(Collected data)

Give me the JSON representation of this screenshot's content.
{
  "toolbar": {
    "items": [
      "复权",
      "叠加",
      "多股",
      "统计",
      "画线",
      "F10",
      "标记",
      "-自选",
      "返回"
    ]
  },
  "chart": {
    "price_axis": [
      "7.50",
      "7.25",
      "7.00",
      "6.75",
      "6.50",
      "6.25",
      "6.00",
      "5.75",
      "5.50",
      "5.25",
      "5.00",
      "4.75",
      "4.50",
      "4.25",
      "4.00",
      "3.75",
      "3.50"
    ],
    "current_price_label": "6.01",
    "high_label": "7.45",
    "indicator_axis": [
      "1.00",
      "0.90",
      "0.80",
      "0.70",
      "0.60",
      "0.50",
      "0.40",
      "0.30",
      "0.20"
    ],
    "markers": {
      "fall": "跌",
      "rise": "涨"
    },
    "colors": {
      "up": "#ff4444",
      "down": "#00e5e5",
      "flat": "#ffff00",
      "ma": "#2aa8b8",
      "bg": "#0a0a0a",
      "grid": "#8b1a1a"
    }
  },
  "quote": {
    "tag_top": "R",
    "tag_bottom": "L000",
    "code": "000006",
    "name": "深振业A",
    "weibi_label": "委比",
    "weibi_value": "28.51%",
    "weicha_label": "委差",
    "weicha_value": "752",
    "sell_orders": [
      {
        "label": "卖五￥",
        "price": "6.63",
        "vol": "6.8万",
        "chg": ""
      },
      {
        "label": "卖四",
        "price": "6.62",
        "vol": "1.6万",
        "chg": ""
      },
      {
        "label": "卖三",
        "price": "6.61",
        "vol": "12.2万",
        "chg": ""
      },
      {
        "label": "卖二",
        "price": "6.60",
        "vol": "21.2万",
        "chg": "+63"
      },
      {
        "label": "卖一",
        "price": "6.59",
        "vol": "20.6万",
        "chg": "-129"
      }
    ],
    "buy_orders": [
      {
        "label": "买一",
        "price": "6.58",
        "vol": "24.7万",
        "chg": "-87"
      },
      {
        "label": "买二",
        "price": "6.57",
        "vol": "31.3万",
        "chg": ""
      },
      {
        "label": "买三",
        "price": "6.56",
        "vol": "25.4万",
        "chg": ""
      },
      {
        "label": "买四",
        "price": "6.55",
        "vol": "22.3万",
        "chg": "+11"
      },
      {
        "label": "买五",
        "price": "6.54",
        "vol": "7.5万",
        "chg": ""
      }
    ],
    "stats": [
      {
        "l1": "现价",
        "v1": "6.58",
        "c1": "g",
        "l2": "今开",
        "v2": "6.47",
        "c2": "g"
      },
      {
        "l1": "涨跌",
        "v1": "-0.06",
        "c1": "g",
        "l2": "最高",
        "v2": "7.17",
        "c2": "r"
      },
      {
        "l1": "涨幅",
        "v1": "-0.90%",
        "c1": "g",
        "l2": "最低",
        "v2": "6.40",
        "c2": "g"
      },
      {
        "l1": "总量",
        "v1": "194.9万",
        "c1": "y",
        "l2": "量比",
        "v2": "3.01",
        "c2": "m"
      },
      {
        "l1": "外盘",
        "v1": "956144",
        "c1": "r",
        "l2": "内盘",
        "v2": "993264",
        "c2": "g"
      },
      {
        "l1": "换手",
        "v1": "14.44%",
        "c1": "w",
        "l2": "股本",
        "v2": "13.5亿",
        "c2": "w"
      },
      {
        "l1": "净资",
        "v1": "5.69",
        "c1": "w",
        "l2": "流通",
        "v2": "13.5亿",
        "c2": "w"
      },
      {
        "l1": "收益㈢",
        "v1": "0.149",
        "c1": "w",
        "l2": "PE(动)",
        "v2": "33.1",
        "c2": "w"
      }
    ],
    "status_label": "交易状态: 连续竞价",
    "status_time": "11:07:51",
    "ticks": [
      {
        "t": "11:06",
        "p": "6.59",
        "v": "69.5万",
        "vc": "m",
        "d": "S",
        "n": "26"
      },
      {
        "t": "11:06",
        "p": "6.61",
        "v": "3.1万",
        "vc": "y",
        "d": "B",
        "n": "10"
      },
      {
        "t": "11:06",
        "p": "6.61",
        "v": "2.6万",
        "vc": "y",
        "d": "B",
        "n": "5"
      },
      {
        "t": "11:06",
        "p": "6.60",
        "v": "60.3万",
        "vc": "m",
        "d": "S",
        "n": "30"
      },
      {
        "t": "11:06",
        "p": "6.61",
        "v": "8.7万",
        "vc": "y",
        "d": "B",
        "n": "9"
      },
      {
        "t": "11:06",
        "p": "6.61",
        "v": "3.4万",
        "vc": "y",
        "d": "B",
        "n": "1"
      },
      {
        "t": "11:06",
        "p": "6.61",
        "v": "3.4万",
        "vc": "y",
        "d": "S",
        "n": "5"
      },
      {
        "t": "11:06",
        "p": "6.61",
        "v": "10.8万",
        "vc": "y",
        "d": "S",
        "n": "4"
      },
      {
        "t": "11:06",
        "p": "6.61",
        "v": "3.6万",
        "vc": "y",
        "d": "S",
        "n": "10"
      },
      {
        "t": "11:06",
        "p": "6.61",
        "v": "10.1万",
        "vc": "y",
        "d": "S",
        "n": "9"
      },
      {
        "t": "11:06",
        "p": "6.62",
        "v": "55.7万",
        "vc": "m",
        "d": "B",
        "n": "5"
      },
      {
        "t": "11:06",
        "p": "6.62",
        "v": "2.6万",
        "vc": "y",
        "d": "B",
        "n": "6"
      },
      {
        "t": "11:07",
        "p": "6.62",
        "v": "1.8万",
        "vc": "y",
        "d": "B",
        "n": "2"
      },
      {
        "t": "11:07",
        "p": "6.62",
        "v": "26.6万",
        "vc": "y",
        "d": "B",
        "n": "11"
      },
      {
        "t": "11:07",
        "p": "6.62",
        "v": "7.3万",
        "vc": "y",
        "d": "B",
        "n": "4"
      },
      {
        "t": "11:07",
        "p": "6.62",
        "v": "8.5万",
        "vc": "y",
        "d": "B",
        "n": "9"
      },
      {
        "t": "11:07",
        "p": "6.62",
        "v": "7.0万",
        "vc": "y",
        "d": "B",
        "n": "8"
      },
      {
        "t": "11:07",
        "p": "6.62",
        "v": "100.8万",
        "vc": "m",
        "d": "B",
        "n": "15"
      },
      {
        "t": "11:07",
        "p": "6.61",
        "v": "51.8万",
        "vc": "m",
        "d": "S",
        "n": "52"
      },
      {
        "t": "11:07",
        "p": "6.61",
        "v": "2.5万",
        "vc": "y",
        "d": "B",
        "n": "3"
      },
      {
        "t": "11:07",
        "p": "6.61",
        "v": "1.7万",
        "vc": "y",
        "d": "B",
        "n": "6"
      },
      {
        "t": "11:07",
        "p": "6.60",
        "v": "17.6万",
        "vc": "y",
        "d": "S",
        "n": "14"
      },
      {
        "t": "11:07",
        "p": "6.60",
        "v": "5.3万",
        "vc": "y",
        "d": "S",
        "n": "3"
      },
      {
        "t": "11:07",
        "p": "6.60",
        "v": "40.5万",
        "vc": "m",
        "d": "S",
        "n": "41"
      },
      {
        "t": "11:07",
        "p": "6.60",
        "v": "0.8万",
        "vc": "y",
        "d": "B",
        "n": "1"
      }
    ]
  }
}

**Problem description:** Reproduce the listing above word for word.

**The result:**
Give me the JSON representation of this screenshot's content.
{
  "toolbar": {
    "items": [
      "复权",
      "叠加",
      "多股",
      "统计",
      "画线",
      "F10",
      "标记",
      "-自选",
      "返回"
    ]
  },
  "chart": {
    "price_axis": [
      "7.50",
      "7.25",
      "7.00",
      "6.75",
      "6.50",
      "6.25",
      "6.00",
      "5.75",
      "5.50",
      "5.25",
      "5.00",
      "4.75",
      "4.50",
      "4.25",
      "4.00",
      "3.75",
      "3.50"
    ],
    "current_price_label": "6.01",
    "high_label": "7.45",
    "indicator_axis": [
      "1.00",
      "0.90",
      "0.80",
      "0.70",
      "0.60",
      "0.50",
      "0.40",
      "0.30",
      "0.20"
    ],
    "markers": {
      "fall": "跌",
      "rise": "涨"
    },
    "colors": {
      "up": "#ff4444",
      "down": "#00e5e5",
      "flat": "#ffff00",
      "ma": "#2aa8b8",
      "bg": "#0a0a0a",
      "grid": "#8b1a1a"
    }
  },
  "quote": {
    "tag_top": "R",
    "tag_bottom": "L000",
    "code": "000006",
    "name": "深振业A",
    "weibi_label": "委比",
    "weibi_value": "28.51%",
    "weicha_label": "委差",
    "weicha_value": "752",
    "sell_orders": [
      {
        "label": "卖五￥",
        "price": "6.63",
        "vol": "6.8万",
        "chg": ""
      },
      {
        "label": "卖四",
        "price": "6.62",
        "vol": "1.6万",
        "chg": ""
      },
      {
        "label": "卖三",
        "price": "6.61",
        "vol": "12.2万",
        "chg": ""
      },
      {
        "label": "卖二",
        "price": "6.60",
        "vol": "21.2万",
        "chg": "+63"
      },
      {
        "label": "卖一",
        "price": "6.59",
        "vol": "20.6万",
        "chg": "-129"
      }
    ],
    "buy_orders": [
      {
        "label": "买一",
        "price": "6.58",
        "vol": "24.7万",
        "chg": "-87"
      },
      {
        "label": "买二",
        "price": "6.57",
        "vol": "31.3万",
        "chg": ""
      },
      {
        "label": "买三",
        "price": "6.56",
        "vol": "25.4万",
        "chg": ""
      },
      {
        "label": "买四",
        "price": "6.55",
        "vol": "22.3万",
        "chg": "+11"
      },
      {
        "label": "买五",
        "price": "6.54",
        "vol": "7.5万",
        "chg": ""
      }
    ],
    "stats": [
      {
        "l1": "现价",
        "v1": "6.58",
        "c1": "g",
        "l2": "今开",
        "v2": "6.47",
        "c2": "g"
      },
      {
        "l1": "涨跌",
        "v1": "-0.06",
        "c1": "g",
        "l2": "最高",
        "v2": "7.17",
        "c2": "r"
      },
      {
        "l1": "涨幅",
        "v1": "-0.90%",
        "c1": "g",
        "l2": "最低",
        "v2": "6.40",
        "c2": "g"
      },
      {
        "l1": "总量",
        "v1": "194.9万",
        "c1": "y",
        "l2": "量比",
        "v2": "3.01",
        "c2": "m"
      },
      {
        "l1": "外盘",
        "v1": "956144",
        "c1": "r",
        "l2": "内盘",
        "v2": "993264",
        "c2": "g"
      },
      {
        "l1": "换手",
        "v1": "14.44%",
        "c1": "w",
        "l2": "股本",
        "v2": "13.5亿",
        "c2": "w"
      },
      {
        "l1": "净资",
        "v1": "5.69",
        "c1": "w",
        "l2": "流通",
        "v2": "13.5亿",
        "c2": "w"
      },
      {
        "l1": "收益㈢",
        "v1": "0.149",
        "c1": "w",
        "l2": "PE(动)",
        "v2": "33.1",
        "c2": "w"
      }
    ],
    "status_label": "交易状态: 连续竞价",
    "status_time": "11:07:51",
    "ticks": [
      {
        "t": "11:06",
        "p": "6.59",
        "v": "69.5万",
        "vc": "m",
        "d": "S",
        "n": "26"
      },
      {
        "t": "11:06",
        "p": "6.61",
        "v": "3.1万",
        "vc": "y",
        "d": "B",
        "n": "10"
      },
      {
        "t": "11:06",
        "p": "6.61",
        "v": "2.6万",
        "vc": "y",
        "d": "B",
        "n": "5"
      },
      {
        "t": "11:06",
        "p": "6.60",
        "v": "60.3万",
        "vc": "m",
        "d": "S",
        "n": "30"
      },
      {
        "t": "11:06",
        "p": "6.61",
        "v": "8.7万",
        "vc": "y",
        "d": "B",
        "n": "9"
      },
      {
        "t": "11:06",
        "p": "6.61",
        "v": "3.4万",
        "vc": "y",
        "d": "B",
        "n": "1"
      },
      {
        "t": "11:06",
        "p": "6.61",
        "v": "3.4万",
        "vc": "y",
        "d": "S",
        "n": "5"
      },
      {
        "t": "11:06",
        "p": "6.61",
        "v": "10.8万",
        "vc": "y",
        "d": "S",
        "n": "4"
      },
      {
        "t": "11:06",
        "p": "6.61",
        "v": "3.6万",
        "vc": "y",
        "d": "S",
        "n": "10"
      },
      {
        "t": "11:06",
        "p": "6.61",
        "v": "10.1万",
        "vc": "y",
        "d": "S",
        "n": "9"
      },
      {
        "t": "11:06",
        "p": "6.62",
        "v": "55.7万",
        "vc": "m",
        "d": "B",
        "n": "5"
      },
      {
        "t": "11:06",
        "p": "6.62",
        "v": "2.6万",
        "vc": "y",
        "d": "B",
        "n": "6"
      },
      {
        "t": "11:07",
        "p": "6.62",
        "v": "1.8万",
        "vc": "y",
        "d": "B",
        "n": "2"
      },
      {
        "t": "11:07",
        "p": "6.62",
        "v": "26.6万",
        "vc": "y",
        "d": "B",
        "n": "11"
      },
      {
        "t": "11:07",
        "p": "6.62",
        "v": "7.3万",
        "vc": "y",
        "d": "B",
        "n": "4"
      },
      {
        "t": "11:07",
        "p": "6.62",
        "v": "8.5万",
        "vc": "y",
        "d": "B",
        "n": "9"
      },
      {
        "t": "11:07",
        "p": "6.62",
        "v": "7.0万",
        "vc": "y",
        "d": "B",
        "n": "8"
      },
      {
        "t": "11:07",
        "p": "6.62",
        "v": "100.8万",
        "vc": "m",
        "d": "B",
        "n": "15"
      },
      {
        "t": "11:07",
        "p": "6.61",
        "v": "51.8万",
        "vc": "m",
        "d": "S",
        "n": "52"
      },
      {
        "t": "11:07",
        "p": "6.61",
        "v": "2.5万",
        "vc": "y",
        "d": "B",
        "n": "3"
      },
      {
        "t": "11:07",
        "p": "6.61",
        "v": "1.7万",
        "vc": "y",
        "d": "B",
        "n": "6"
      },
      {
        "t": "11:07",
        "p": "6.60",
        "v": "17.6万",
        "vc": "y",
        "d": "S",
        "n": "14"
      },
      {
        "t": "11:07",
        "p": "6.60",
        "v": "5.3万",
        "vc": "y",
        "d": "S",
        "n": "3"
      },
      {
        "t": "11:07",
        "p": "6.60",
        "v": "40.5万",
        "vc": "m",
        "d": "S",
        "n": "41"
      },
      {
        "t": "11:07",
        "p": "6.60",
        "v": "0.8万",
        "vc": "y",
        "d": "B",
        "n": "1"
      }
    ]
  }
}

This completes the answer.